Items from a data source
= = =

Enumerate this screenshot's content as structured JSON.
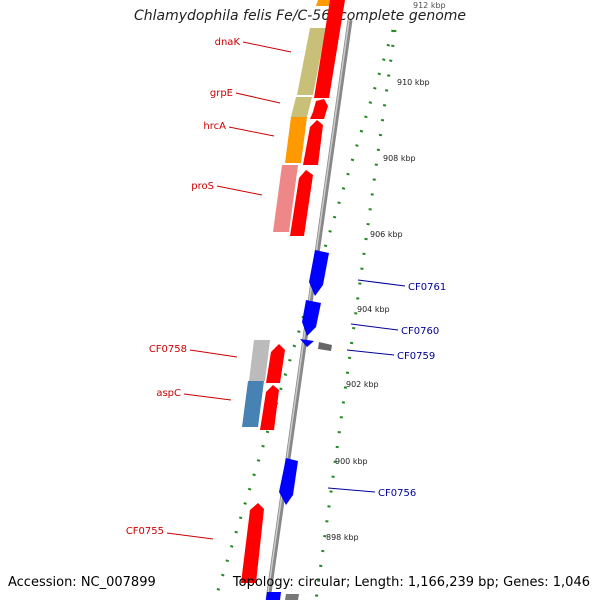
{
  "header": {
    "title": "Chlamydophila felis Fe/C-56, complete genome"
  },
  "footer": {
    "accession": "Accession: NC_007899",
    "topology": "Topology: circular; Length: 1,166,239 bp; Genes: 1,046"
  },
  "ticks": [
    "912 kbp",
    "910 kbp",
    "908 kbp",
    "906 kbp",
    "904 kbp",
    "902 kbp",
    "900 kbp",
    "898 kbp"
  ],
  "gene_labels": [
    "dnaK",
    "grpE",
    "hrcA",
    "proS",
    "CF0758",
    "aspC",
    "CF0755",
    "CF0761",
    "CF0760",
    "CF0759",
    "CF0756"
  ],
  "colors": {
    "forward": "#ff0000",
    "reverse": "#0000ff",
    "cog_olive": "#c8c078",
    "cog_orange": "#ff9900",
    "cog_pink": "#ee8888",
    "cog_gray": "#bbbbbb",
    "cog_steel": "#4682b4",
    "tick": "#228822",
    "backbone": "#888888",
    "label_red": "#cc0000",
    "label_blue": "#000099"
  }
}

= = =

Each record above goes into the copy word for word; the pictures do not.

**Solution to this task:**
Enumerate this screenshot's content as structured JSON.
{
  "header": {
    "title": "Chlamydophila felis Fe/C-56, complete genome"
  },
  "footer": {
    "accession": "Accession: NC_007899",
    "topology": "Topology: circular; Length: 1,166,239 bp; Genes: 1,046"
  },
  "ticks": [
    "912 kbp",
    "910 kbp",
    "908 kbp",
    "906 kbp",
    "904 kbp",
    "902 kbp",
    "900 kbp",
    "898 kbp"
  ],
  "gene_labels": [
    "dnaK",
    "grpE",
    "hrcA",
    "proS",
    "CF0758",
    "aspC",
    "CF0755",
    "CF0761",
    "CF0760",
    "CF0759",
    "CF0756"
  ],
  "colors": {
    "forward": "#ff0000",
    "reverse": "#0000ff",
    "cog_olive": "#c8c078",
    "cog_orange": "#ff9900",
    "cog_pink": "#ee8888",
    "cog_gray": "#bbbbbb",
    "cog_steel": "#4682b4",
    "tick": "#228822",
    "backbone": "#888888",
    "label_red": "#cc0000",
    "label_blue": "#000099"
  }
}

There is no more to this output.